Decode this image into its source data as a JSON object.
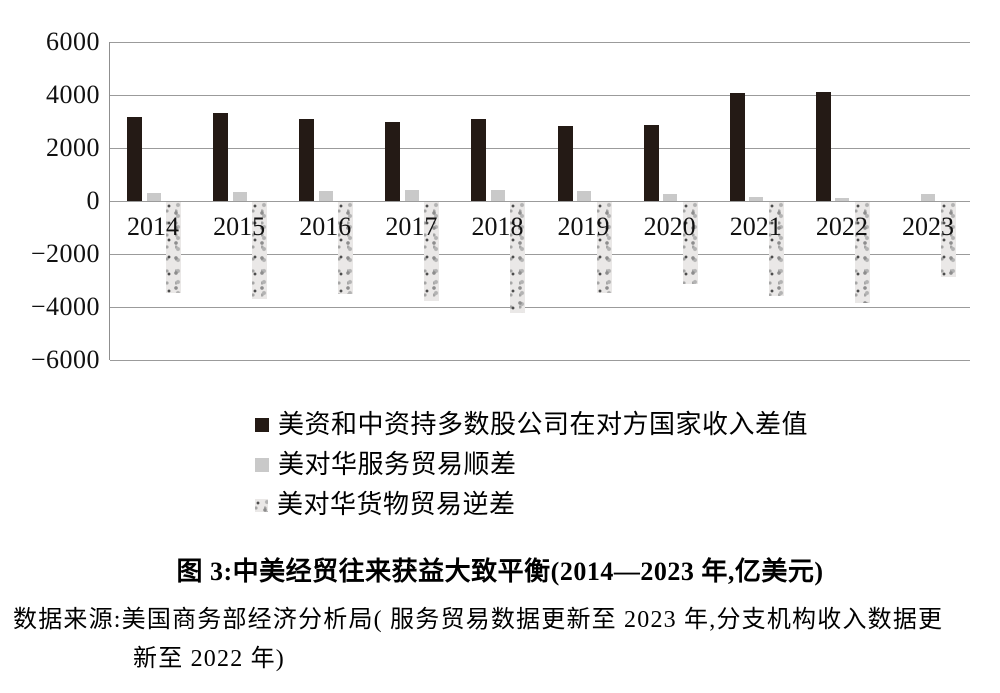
{
  "figure": {
    "title": "图 3:中美经贸往来获益大致平衡(2014—2023 年,亿美元)",
    "source_line1": "数据来源:美国商务部经济分析局( 服务贸易数据更新至 2023 年,分支机构收入数据更",
    "source_line2": "新至 2022 年)"
  },
  "chart_data": {
    "type": "bar",
    "title": "图 3:中美经贸往来获益大致平衡(2014—2023 年,亿美元)",
    "unit": "亿美元",
    "categories": [
      "2014",
      "2015",
      "2016",
      "2017",
      "2018",
      "2019",
      "2020",
      "2021",
      "2022",
      "2023"
    ],
    "series": [
      {
        "name": "美资和中资持多数股公司在对方国家收入差值",
        "color": "#241a15",
        "style": "solid-dark",
        "values": [
          3170,
          3330,
          3080,
          2980,
          3100,
          2820,
          2860,
          4060,
          4120,
          null
        ]
      },
      {
        "name": "美对华服务贸易顺差",
        "color": "#c9c9c9",
        "style": "solid-gray",
        "values": [
          290,
          330,
          370,
          400,
          410,
          390,
          250,
          160,
          130,
          250
        ]
      },
      {
        "name": "美对华货物贸易逆差",
        "color": "#eae8e7",
        "style": "speckled",
        "values": [
          -3450,
          -3670,
          -3470,
          -3750,
          -4180,
          -3430,
          -3100,
          -3530,
          -3820,
          -2830
        ]
      }
    ],
    "ylim": [
      -6000,
      6000
    ],
    "yticks": [
      6000,
      4000,
      2000,
      0,
      -2000,
      -4000,
      -6000
    ],
    "grid": true,
    "legend_position": "below-left",
    "gridline_color": "#9b9b9b"
  }
}
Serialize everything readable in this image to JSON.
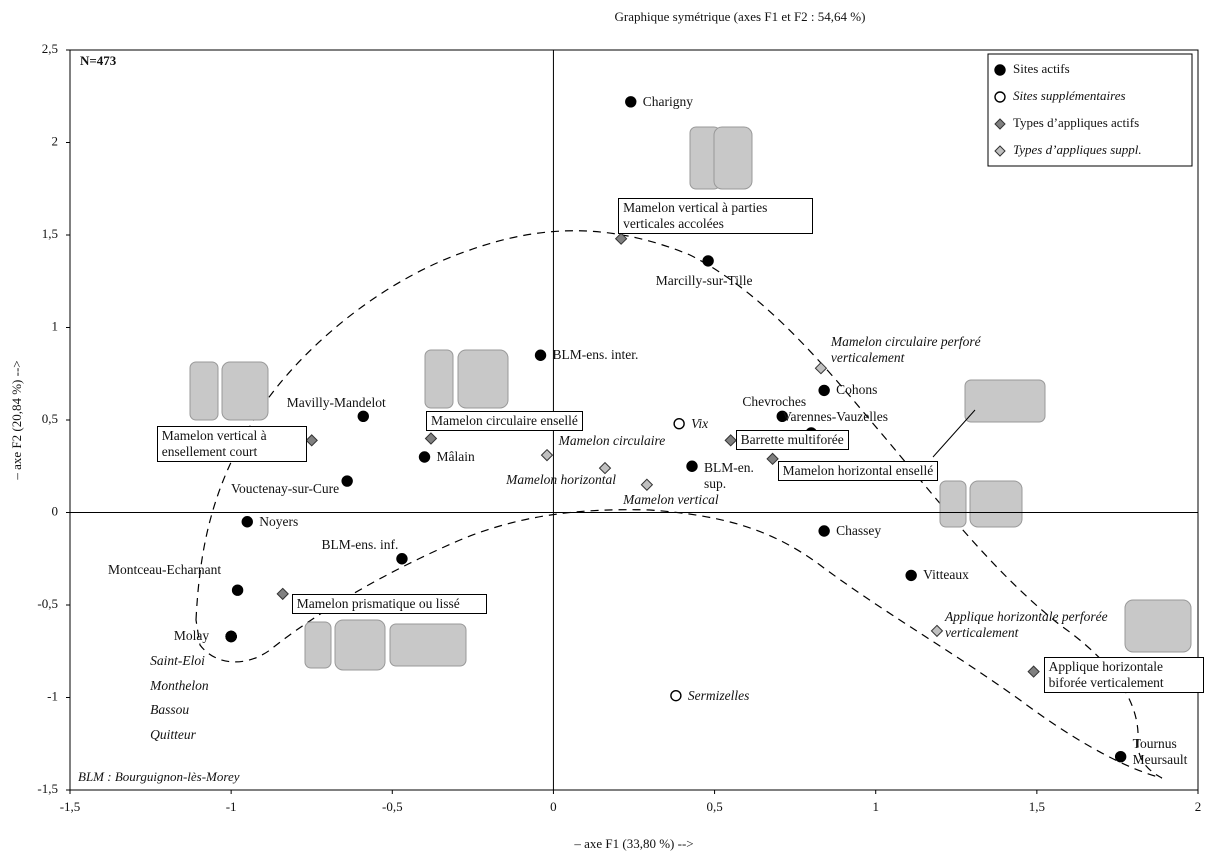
{
  "chart_data": {
    "type": "scatter",
    "title": "Graphique symétrique (axes F1 et F2 : 54,64 %)",
    "x_label": "– axe F1 (33,80 %) -->",
    "y_label": "– axe F2 (20,84 %) -->",
    "annotations": [
      "N=473",
      "BLM : Bourguignon-lès-Morey"
    ],
    "xlim": [
      -1.5,
      2
    ],
    "ylim": [
      -1.5,
      2.5
    ],
    "xticks": [
      {
        "value": -1.5,
        "label": "-1,5"
      },
      -1,
      {
        "value": -0.5,
        "label": "-0,5"
      },
      0,
      {
        "value": 0.5,
        "label": "0,5"
      },
      1,
      {
        "value": 1.5,
        "label": "1,5"
      },
      2
    ],
    "yticks": [
      {
        "value": 2.5,
        "label": "2,5"
      },
      2,
      {
        "value": 1.5,
        "label": "1,5"
      },
      1,
      {
        "value": 0.5,
        "label": "0,5"
      },
      0,
      {
        "value": -0.5,
        "label": "-0,5"
      },
      -1,
      {
        "value": -1.5,
        "label": "-1,5"
      }
    ],
    "legend": "top-right",
    "series": [
      {
        "name": "Sites actifs",
        "marker": "circle",
        "color": "#000000",
        "labels": [
          "Charigny",
          "Marcilly-sur-Tille",
          "BLM-ens. inter.",
          "Mavilly-Mandelot",
          "Mâlain",
          "Vouctenay-sur-Cure",
          "Noyers",
          "BLM-ens. inf.",
          "Montceau-Echarnant",
          "Molay",
          "BLM-en. sup.",
          "Chevroches",
          "Varennes-Vauzelles",
          "Cohons",
          "Chassey",
          "Vitteaux",
          "Tournus Meursault"
        ],
        "x": [
          0.24,
          0.48,
          -0.04,
          -0.59,
          -0.4,
          -0.64,
          -0.95,
          -0.47,
          -0.98,
          -1.0,
          0.43,
          0.71,
          0.8,
          0.84,
          0.84,
          1.11,
          1.76
        ],
        "values": [
          2.22,
          1.36,
          0.85,
          0.52,
          0.3,
          0.17,
          -0.05,
          -0.25,
          -0.42,
          -0.67,
          0.25,
          0.52,
          0.43,
          0.66,
          -0.1,
          -0.34,
          -1.32
        ]
      },
      {
        "name": "Sites supplémentaires",
        "marker": "circle",
        "color": "#ffffff",
        "italic": true,
        "labels": [
          "Vix",
          "Sermizelles",
          "Saint-Eloi",
          "Monthelon",
          "Bassou",
          "Quitteur"
        ],
        "x": [
          0.39,
          0.38,
          -1.0,
          -1.0,
          -1.0,
          -1.0
        ],
        "values": [
          0.48,
          -0.99,
          -0.67,
          -0.67,
          -0.67,
          -0.67
        ]
      },
      {
        "name": "Types d’appliques actifs",
        "marker": "diamond",
        "color": "#808080",
        "boxed": true,
        "labels": [
          "Mamelon vertical à parties verticales accolées",
          "Mamelon circulaire ensellé",
          "Mamelon vertical à ensellement court",
          "Barrette multiforée",
          "Mamelon horizontal ensellé",
          "Mamelon prismatique ou lissé",
          "Applique horizontale biforée verticalement"
        ],
        "x": [
          0.21,
          -0.38,
          -0.75,
          0.55,
          0.68,
          -0.84,
          1.49
        ],
        "values": [
          1.48,
          0.4,
          0.39,
          0.39,
          0.29,
          -0.44,
          -0.86
        ]
      },
      {
        "name": "Types d’appliques suppl.",
        "marker": "diamond",
        "color": "#c0c0c0",
        "italic": true,
        "labels": [
          "Mamelon circulaire",
          "Mamelon horizontal",
          "Mamelon vertical",
          "Mamelon circulaire perforé verticalement",
          "Applique horizontale perforée verticalement"
        ],
        "x": [
          -0.02,
          0.16,
          0.29,
          0.83,
          1.19
        ],
        "values": [
          0.31,
          0.24,
          0.15,
          0.78,
          -0.64
        ]
      }
    ]
  }
}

= = =

**EXERCISE PROMPT:** Each entry must be retyped word for word, with every image omitted.

**CORRECT OUTPUT:**
Decode this image into its source data as a JSON object.
{
  "figure": {
    "title": "图 3:中美经贸往来获益大致平衡(2014—2023 年,亿美元)",
    "source_line1": "数据来源:美国商务部经济分析局( 服务贸易数据更新至 2023 年,分支机构收入数据更",
    "source_line2": "新至 2022 年)"
  },
  "chart_data": {
    "type": "bar",
    "title": "图 3:中美经贸往来获益大致平衡(2014—2023 年,亿美元)",
    "unit": "亿美元",
    "categories": [
      "2014",
      "2015",
      "2016",
      "2017",
      "2018",
      "2019",
      "2020",
      "2021",
      "2022",
      "2023"
    ],
    "series": [
      {
        "name": "美资和中资持多数股公司在对方国家收入差值",
        "color": "#241a15",
        "style": "solid-dark",
        "values": [
          3170,
          3330,
          3080,
          2980,
          3100,
          2820,
          2860,
          4060,
          4120,
          null
        ]
      },
      {
        "name": "美对华服务贸易顺差",
        "color": "#c9c9c9",
        "style": "solid-gray",
        "values": [
          290,
          330,
          370,
          400,
          410,
          390,
          250,
          160,
          130,
          250
        ]
      },
      {
        "name": "美对华货物贸易逆差",
        "color": "#eae8e7",
        "style": "speckled",
        "values": [
          -3450,
          -3670,
          -3470,
          -3750,
          -4180,
          -3430,
          -3100,
          -3530,
          -3820,
          -2830
        ]
      }
    ],
    "ylim": [
      -6000,
      6000
    ],
    "yticks": [
      6000,
      4000,
      2000,
      0,
      -2000,
      -4000,
      -6000
    ],
    "grid": true,
    "legend_position": "below-left",
    "gridline_color": "#9b9b9b"
  }
}
Serialize everything readable in this image to JSON.
{
  "chart_data": {
    "type": "scatter",
    "title": "Graphique symétrique (axes F1 et F2 : 54,64 %)",
    "x_label": "– axe F1 (33,80 %) -->",
    "y_label": "– axe F2 (20,84 %) -->",
    "annotations": [
      "N=473",
      "BLM : Bourguignon-lès-Morey"
    ],
    "xlim": [
      -1.5,
      2
    ],
    "ylim": [
      -1.5,
      2.5
    ],
    "xticks": [
      {
        "value": -1.5,
        "label": "-1,5"
      },
      -1,
      {
        "value": -0.5,
        "label": "-0,5"
      },
      0,
      {
        "value": 0.5,
        "label": "0,5"
      },
      1,
      {
        "value": 1.5,
        "label": "1,5"
      },
      2
    ],
    "yticks": [
      {
        "value": 2.5,
        "label": "2,5"
      },
      2,
      {
        "value": 1.5,
        "label": "1,5"
      },
      1,
      {
        "value": 0.5,
        "label": "0,5"
      },
      0,
      {
        "value": -0.5,
        "label": "-0,5"
      },
      -1,
      {
        "value": -1.5,
        "label": "-1,5"
      }
    ],
    "legend": "top-right",
    "series": [
      {
        "name": "Sites actifs",
        "marker": "circle",
        "color": "#000000",
        "labels": [
          "Charigny",
          "Marcilly-sur-Tille",
          "BLM-ens. inter.",
          "Mavilly-Mandelot",
          "Mâlain",
          "Vouctenay-sur-Cure",
          "Noyers",
          "BLM-ens. inf.",
          "Montceau-Echarnant",
          "Molay",
          "BLM-en. sup.",
          "Chevroches",
          "Varennes-Vauzelles",
          "Cohons",
          "Chassey",
          "Vitteaux",
          "Tournus Meursault"
        ],
        "x": [
          0.24,
          0.48,
          -0.04,
          -0.59,
          -0.4,
          -0.64,
          -0.95,
          -0.47,
          -0.98,
          -1.0,
          0.43,
          0.71,
          0.8,
          0.84,
          0.84,
          1.11,
          1.76
        ],
        "values": [
          2.22,
          1.36,
          0.85,
          0.52,
          0.3,
          0.17,
          -0.05,
          -0.25,
          -0.42,
          -0.67,
          0.25,
          0.52,
          0.43,
          0.66,
          -0.1,
          -0.34,
          -1.32
        ]
      },
      {
        "name": "Sites supplémentaires",
        "marker": "circle",
        "color": "#ffffff",
        "italic": true,
        "labels": [
          "Vix",
          "Sermizelles",
          "Saint-Eloi",
          "Monthelon",
          "Bassou",
          "Quitteur"
        ],
        "x": [
          0.39,
          0.38,
          -1.0,
          -1.0,
          -1.0,
          -1.0
        ],
        "values": [
          0.48,
          -0.99,
          -0.67,
          -0.67,
          -0.67,
          -0.67
        ]
      },
      {
        "name": "Types d’appliques actifs",
        "marker": "diamond",
        "color": "#808080",
        "boxed": true,
        "labels": [
          "Mamelon vertical à parties verticales accolées",
          "Mamelon circulaire ensellé",
          "Mamelon vertical à ensellement court",
          "Barrette multiforée",
          "Mamelon horizontal ensellé",
          "Mamelon prismatique ou lissé",
          "Applique horizontale biforée verticalement"
        ],
        "x": [
          0.21,
          -0.38,
          -0.75,
          0.55,
          0.68,
          -0.84,
          1.49
        ],
        "values": [
          1.48,
          0.4,
          0.39,
          0.39,
          0.29,
          -0.44,
          -0.86
        ]
      },
      {
        "name": "Types d’appliques suppl.",
        "marker": "diamond",
        "color": "#c0c0c0",
        "italic": true,
        "labels": [
          "Mamelon circulaire",
          "Mamelon horizontal",
          "Mamelon vertical",
          "Mamelon circulaire perforé verticalement",
          "Applique horizontale perforée verticalement"
        ],
        "x": [
          -0.02,
          0.16,
          0.29,
          0.83,
          1.19
        ],
        "values": [
          0.31,
          0.24,
          0.15,
          0.78,
          -0.64
        ]
      }
    ]
  }
}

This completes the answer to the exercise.